(Entries with figure data)
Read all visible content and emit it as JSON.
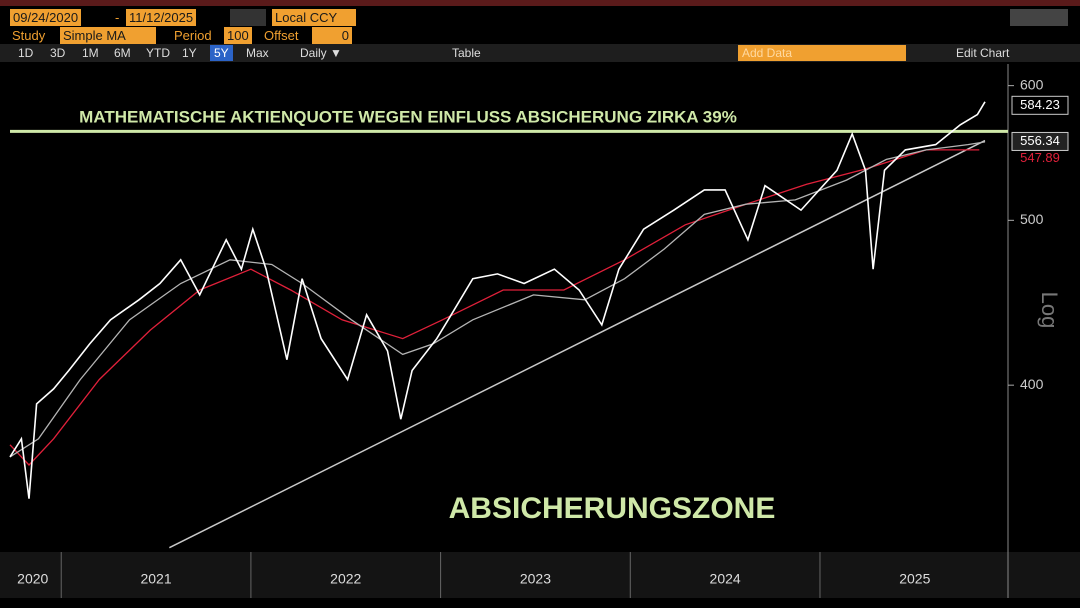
{
  "toolbar": {
    "start_date": "09/24/2020",
    "end_date": "11/12/2025",
    "currency": "Local CCY",
    "study_label": "Study",
    "study": "Simple MA",
    "period_label": "Period",
    "period": "100",
    "offset_label": "Offset",
    "offset": "0",
    "ranges": [
      "1D",
      "3D",
      "1M",
      "6M",
      "YTD",
      "1Y",
      "5Y",
      "Max"
    ],
    "selected_range": "5Y",
    "frequency": "Daily ▼",
    "table": "Table",
    "add_data": "Add Data",
    "edit_chart": "Edit Chart"
  },
  "chart_data": {
    "type": "line",
    "y_scale": "log",
    "y_scale_label": "Log",
    "annotations": [
      "MATHEMATISCHE AKTIENQUOTE WEGEN EINFLUSS ABSICHERUNG ZIRKA 39%",
      "ABSICHERUNGSZONE"
    ],
    "xlim": [
      2020.73,
      2025.87
    ],
    "ylim": [
      320,
      617
    ],
    "xticks": [
      {
        "value": 2020.85,
        "label": "2020"
      },
      {
        "value": 2021.5,
        "label": "2021"
      },
      {
        "value": 2022.5,
        "label": "2022"
      },
      {
        "value": 2023.5,
        "label": "2023"
      },
      {
        "value": 2024.5,
        "label": "2024"
      },
      {
        "value": 2025.5,
        "label": "2025"
      }
    ],
    "year_separators": [
      2021,
      2022,
      2023,
      2024,
      2025
    ],
    "yticks": [
      400,
      500,
      600
    ],
    "series": [
      {
        "color": "#ffffff",
        "last_value": 584.23,
        "x": [
          2020.73,
          2020.79,
          2020.83,
          2020.87,
          2020.96,
          2021.04,
          2021.15,
          2021.26,
          2021.41,
          2021.52,
          2021.63,
          2021.73,
          2021.87,
          2021.95,
          2022.01,
          2022.08,
          2022.19,
          2022.27,
          2022.37,
          2022.51,
          2022.61,
          2022.72,
          2022.79,
          2022.85,
          2022.98,
          2023.04,
          2023.17,
          2023.3,
          2023.44,
          2023.6,
          2023.73,
          2023.85,
          2023.94,
          2024.07,
          2024.23,
          2024.39,
          2024.5,
          2024.62,
          2024.71,
          2024.9,
          2025.09,
          2025.17,
          2025.24,
          2025.28,
          2025.34,
          2025.45,
          2025.61,
          2025.74,
          2025.83,
          2025.87
        ],
        "values": [
          363,
          372,
          343,
          390,
          398,
          408,
          423,
          437,
          449,
          459,
          474,
          452,
          487,
          468,
          494,
          468,
          414,
          462,
          426,
          403,
          440,
          419,
          382,
          408,
          426,
          437,
          462,
          465,
          459,
          468,
          455,
          434,
          468,
          494,
          507,
          521,
          521,
          487,
          524,
          507,
          535,
          562,
          535,
          468,
          535,
          550,
          554,
          569,
          577,
          587
        ]
      },
      {
        "color": "#b4b4b4",
        "last_value": 556.34,
        "x": [
          2020.73,
          2020.88,
          2021.1,
          2021.36,
          2021.63,
          2021.89,
          2022.11,
          2022.27,
          2022.53,
          2022.8,
          2022.96,
          2023.17,
          2023.49,
          2023.76,
          2023.97,
          2024.18,
          2024.39,
          2024.61,
          2024.87,
          2025.14,
          2025.35,
          2025.56,
          2025.78,
          2025.87
        ],
        "values": [
          363,
          372,
          403,
          437,
          459,
          474,
          471,
          459,
          437,
          417,
          423,
          437,
          452,
          449,
          462,
          481,
          504,
          511,
          514,
          528,
          543,
          550,
          554,
          556
        ]
      },
      {
        "color": "#e0203a",
        "last_value": 547.89,
        "x": [
          2020.73,
          2020.83,
          2020.96,
          2021.2,
          2021.47,
          2021.73,
          2022.0,
          2022.21,
          2022.48,
          2022.8,
          2023.01,
          2023.33,
          2023.65,
          2023.97,
          2024.29,
          2024.61,
          2024.93,
          2025.24,
          2025.56,
          2025.84
        ],
        "values": [
          369,
          359,
          372,
          403,
          431,
          455,
          468,
          455,
          437,
          426,
          437,
          455,
          455,
          474,
          497,
          511,
          525,
          536,
          550,
          550
        ]
      }
    ],
    "trend_line": {
      "color": "#c8c8c8",
      "x": [
        2021.57,
        2025.87
      ],
      "values": [
        321,
        557
      ]
    },
    "hline": {
      "color": "#cfe8a8",
      "value": 564
    }
  }
}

• _WHAT YOU SHOULD DO_
All of the material above is to be copied exactly, except for its images.

• _FULL OUTPUT_
Read all visible content and emit it as JSON.
{
  "toolbar": {
    "start_date": "09/24/2020",
    "end_date": "11/12/2025",
    "currency": "Local CCY",
    "study_label": "Study",
    "study": "Simple MA",
    "period_label": "Period",
    "period": "100",
    "offset_label": "Offset",
    "offset": "0",
    "ranges": [
      "1D",
      "3D",
      "1M",
      "6M",
      "YTD",
      "1Y",
      "5Y",
      "Max"
    ],
    "selected_range": "5Y",
    "frequency": "Daily ▼",
    "table": "Table",
    "add_data": "Add Data",
    "edit_chart": "Edit Chart"
  },
  "chart_data": {
    "type": "line",
    "y_scale": "log",
    "y_scale_label": "Log",
    "annotations": [
      "MATHEMATISCHE AKTIENQUOTE WEGEN EINFLUSS ABSICHERUNG ZIRKA 39%",
      "ABSICHERUNGSZONE"
    ],
    "xlim": [
      2020.73,
      2025.87
    ],
    "ylim": [
      320,
      617
    ],
    "xticks": [
      {
        "value": 2020.85,
        "label": "2020"
      },
      {
        "value": 2021.5,
        "label": "2021"
      },
      {
        "value": 2022.5,
        "label": "2022"
      },
      {
        "value": 2023.5,
        "label": "2023"
      },
      {
        "value": 2024.5,
        "label": "2024"
      },
      {
        "value": 2025.5,
        "label": "2025"
      }
    ],
    "year_separators": [
      2021,
      2022,
      2023,
      2024,
      2025
    ],
    "yticks": [
      400,
      500,
      600
    ],
    "series": [
      {
        "color": "#ffffff",
        "last_value": 584.23,
        "x": [
          2020.73,
          2020.79,
          2020.83,
          2020.87,
          2020.96,
          2021.04,
          2021.15,
          2021.26,
          2021.41,
          2021.52,
          2021.63,
          2021.73,
          2021.87,
          2021.95,
          2022.01,
          2022.08,
          2022.19,
          2022.27,
          2022.37,
          2022.51,
          2022.61,
          2022.72,
          2022.79,
          2022.85,
          2022.98,
          2023.04,
          2023.17,
          2023.3,
          2023.44,
          2023.6,
          2023.73,
          2023.85,
          2023.94,
          2024.07,
          2024.23,
          2024.39,
          2024.5,
          2024.62,
          2024.71,
          2024.9,
          2025.09,
          2025.17,
          2025.24,
          2025.28,
          2025.34,
          2025.45,
          2025.61,
          2025.74,
          2025.83,
          2025.87
        ],
        "values": [
          363,
          372,
          343,
          390,
          398,
          408,
          423,
          437,
          449,
          459,
          474,
          452,
          487,
          468,
          494,
          468,
          414,
          462,
          426,
          403,
          440,
          419,
          382,
          408,
          426,
          437,
          462,
          465,
          459,
          468,
          455,
          434,
          468,
          494,
          507,
          521,
          521,
          487,
          524,
          507,
          535,
          562,
          535,
          468,
          535,
          550,
          554,
          569,
          577,
          587
        ]
      },
      {
        "color": "#b4b4b4",
        "last_value": 556.34,
        "x": [
          2020.73,
          2020.88,
          2021.1,
          2021.36,
          2021.63,
          2021.89,
          2022.11,
          2022.27,
          2022.53,
          2022.8,
          2022.96,
          2023.17,
          2023.49,
          2023.76,
          2023.97,
          2024.18,
          2024.39,
          2024.61,
          2024.87,
          2025.14,
          2025.35,
          2025.56,
          2025.78,
          2025.87
        ],
        "values": [
          363,
          372,
          403,
          437,
          459,
          474,
          471,
          459,
          437,
          417,
          423,
          437,
          452,
          449,
          462,
          481,
          504,
          511,
          514,
          528,
          543,
          550,
          554,
          556
        ]
      },
      {
        "color": "#e0203a",
        "last_value": 547.89,
        "x": [
          2020.73,
          2020.83,
          2020.96,
          2021.2,
          2021.47,
          2021.73,
          2022.0,
          2022.21,
          2022.48,
          2022.8,
          2023.01,
          2023.33,
          2023.65,
          2023.97,
          2024.29,
          2024.61,
          2024.93,
          2025.24,
          2025.56,
          2025.84
        ],
        "values": [
          369,
          359,
          372,
          403,
          431,
          455,
          468,
          455,
          437,
          426,
          437,
          455,
          455,
          474,
          497,
          511,
          525,
          536,
          550,
          550
        ]
      }
    ],
    "trend_line": {
      "color": "#c8c8c8",
      "x": [
        2021.57,
        2025.87
      ],
      "values": [
        321,
        557
      ]
    },
    "hline": {
      "color": "#cfe8a8",
      "value": 564
    }
  }
}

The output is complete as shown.